Information supplied:

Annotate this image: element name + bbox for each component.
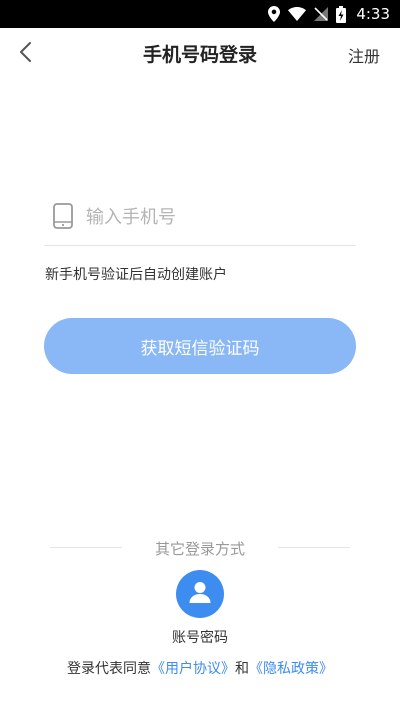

---

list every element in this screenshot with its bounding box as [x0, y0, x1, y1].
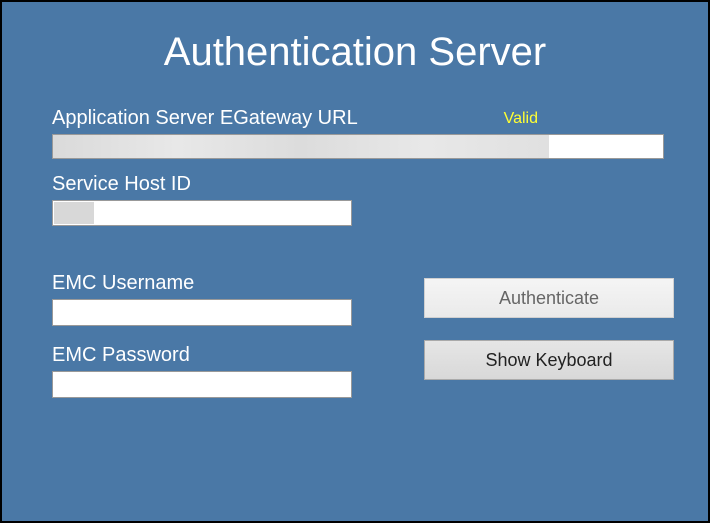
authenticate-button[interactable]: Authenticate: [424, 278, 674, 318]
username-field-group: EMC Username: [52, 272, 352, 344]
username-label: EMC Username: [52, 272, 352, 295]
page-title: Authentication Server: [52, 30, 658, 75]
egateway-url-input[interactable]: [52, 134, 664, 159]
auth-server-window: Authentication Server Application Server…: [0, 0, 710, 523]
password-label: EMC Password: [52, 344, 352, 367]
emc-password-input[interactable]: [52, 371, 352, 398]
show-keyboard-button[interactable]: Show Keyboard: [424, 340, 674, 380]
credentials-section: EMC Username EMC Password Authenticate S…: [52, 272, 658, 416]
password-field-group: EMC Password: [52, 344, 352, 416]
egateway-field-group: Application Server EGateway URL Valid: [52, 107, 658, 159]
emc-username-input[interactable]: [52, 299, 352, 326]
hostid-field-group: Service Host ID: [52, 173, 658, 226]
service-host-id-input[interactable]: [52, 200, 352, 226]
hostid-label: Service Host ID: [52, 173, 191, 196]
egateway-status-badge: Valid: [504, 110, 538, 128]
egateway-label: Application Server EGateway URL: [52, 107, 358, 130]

Work to complete: Copy out the data above from the line with "list every element" to the line with "egateway-label: Application Server", including both of those lines, and leave out the pictures.

Answer to this problem:
list every element in this screenshot with its bounding box as [x0, y0, x1, y1].
authenticate-button[interactable]: Authenticate: [424, 278, 674, 318]
username-field-group: EMC Username: [52, 272, 352, 344]
username-label: EMC Username: [52, 272, 352, 295]
page-title: Authentication Server: [52, 30, 658, 75]
egateway-url-input[interactable]: [52, 134, 664, 159]
auth-server-window: Authentication Server Application Server…: [0, 0, 710, 523]
password-label: EMC Password: [52, 344, 352, 367]
emc-password-input[interactable]: [52, 371, 352, 398]
show-keyboard-button[interactable]: Show Keyboard: [424, 340, 674, 380]
credentials-section: EMC Username EMC Password Authenticate S…: [52, 272, 658, 416]
password-field-group: EMC Password: [52, 344, 352, 416]
egateway-field-group: Application Server EGateway URL Valid: [52, 107, 658, 159]
emc-username-input[interactable]: [52, 299, 352, 326]
hostid-field-group: Service Host ID: [52, 173, 658, 226]
service-host-id-input[interactable]: [52, 200, 352, 226]
hostid-label: Service Host ID: [52, 173, 191, 196]
egateway-status-badge: Valid: [504, 110, 538, 128]
egateway-label: Application Server EGateway URL: [52, 107, 358, 130]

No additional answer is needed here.